start MATERIAL FOR THIS TASK

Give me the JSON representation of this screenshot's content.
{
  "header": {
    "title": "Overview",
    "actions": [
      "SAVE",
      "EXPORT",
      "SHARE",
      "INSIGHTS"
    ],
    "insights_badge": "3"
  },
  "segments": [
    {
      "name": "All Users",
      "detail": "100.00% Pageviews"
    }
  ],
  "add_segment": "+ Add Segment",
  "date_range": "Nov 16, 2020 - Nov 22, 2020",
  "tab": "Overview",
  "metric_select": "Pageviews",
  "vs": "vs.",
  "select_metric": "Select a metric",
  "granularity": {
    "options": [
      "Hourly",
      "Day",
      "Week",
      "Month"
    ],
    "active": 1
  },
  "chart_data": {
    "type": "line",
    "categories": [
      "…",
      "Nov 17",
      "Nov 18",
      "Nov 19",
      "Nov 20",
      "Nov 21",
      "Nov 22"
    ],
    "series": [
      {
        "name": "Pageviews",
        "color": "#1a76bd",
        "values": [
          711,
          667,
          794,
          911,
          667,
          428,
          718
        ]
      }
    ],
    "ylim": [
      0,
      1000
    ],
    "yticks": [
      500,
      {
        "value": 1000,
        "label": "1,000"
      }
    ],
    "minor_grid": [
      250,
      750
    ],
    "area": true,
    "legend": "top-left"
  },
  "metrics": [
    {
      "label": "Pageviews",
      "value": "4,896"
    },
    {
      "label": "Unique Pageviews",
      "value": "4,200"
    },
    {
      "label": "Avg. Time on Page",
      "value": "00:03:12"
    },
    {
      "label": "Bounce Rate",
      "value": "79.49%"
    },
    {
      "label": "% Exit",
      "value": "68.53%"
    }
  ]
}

end MATERIAL FOR THIS TASK

▶ WHAT THE EXERCISE ASKS
Extract every record. Keep wording exact.

▶ SOLUTION
Give me the JSON representation of this screenshot's content.
{
  "header": {
    "title": "Overview",
    "actions": [
      "SAVE",
      "EXPORT",
      "SHARE",
      "INSIGHTS"
    ],
    "insights_badge": "3"
  },
  "segments": [
    {
      "name": "All Users",
      "detail": "100.00% Pageviews"
    }
  ],
  "add_segment": "+ Add Segment",
  "date_range": "Nov 16, 2020 - Nov 22, 2020",
  "tab": "Overview",
  "metric_select": "Pageviews",
  "vs": "vs.",
  "select_metric": "Select a metric",
  "granularity": {
    "options": [
      "Hourly",
      "Day",
      "Week",
      "Month"
    ],
    "active": 1
  },
  "chart_data": {
    "type": "line",
    "categories": [
      "…",
      "Nov 17",
      "Nov 18",
      "Nov 19",
      "Nov 20",
      "Nov 21",
      "Nov 22"
    ],
    "series": [
      {
        "name": "Pageviews",
        "color": "#1a76bd",
        "values": [
          711,
          667,
          794,
          911,
          667,
          428,
          718
        ]
      }
    ],
    "ylim": [
      0,
      1000
    ],
    "yticks": [
      500,
      {
        "value": 1000,
        "label": "1,000"
      }
    ],
    "minor_grid": [
      250,
      750
    ],
    "area": true,
    "legend": "top-left"
  },
  "metrics": [
    {
      "label": "Pageviews",
      "value": "4,896"
    },
    {
      "label": "Unique Pageviews",
      "value": "4,200"
    },
    {
      "label": "Avg. Time on Page",
      "value": "00:03:12"
    },
    {
      "label": "Bounce Rate",
      "value": "79.49%"
    },
    {
      "label": "% Exit",
      "value": "68.53%"
    }
  ]
}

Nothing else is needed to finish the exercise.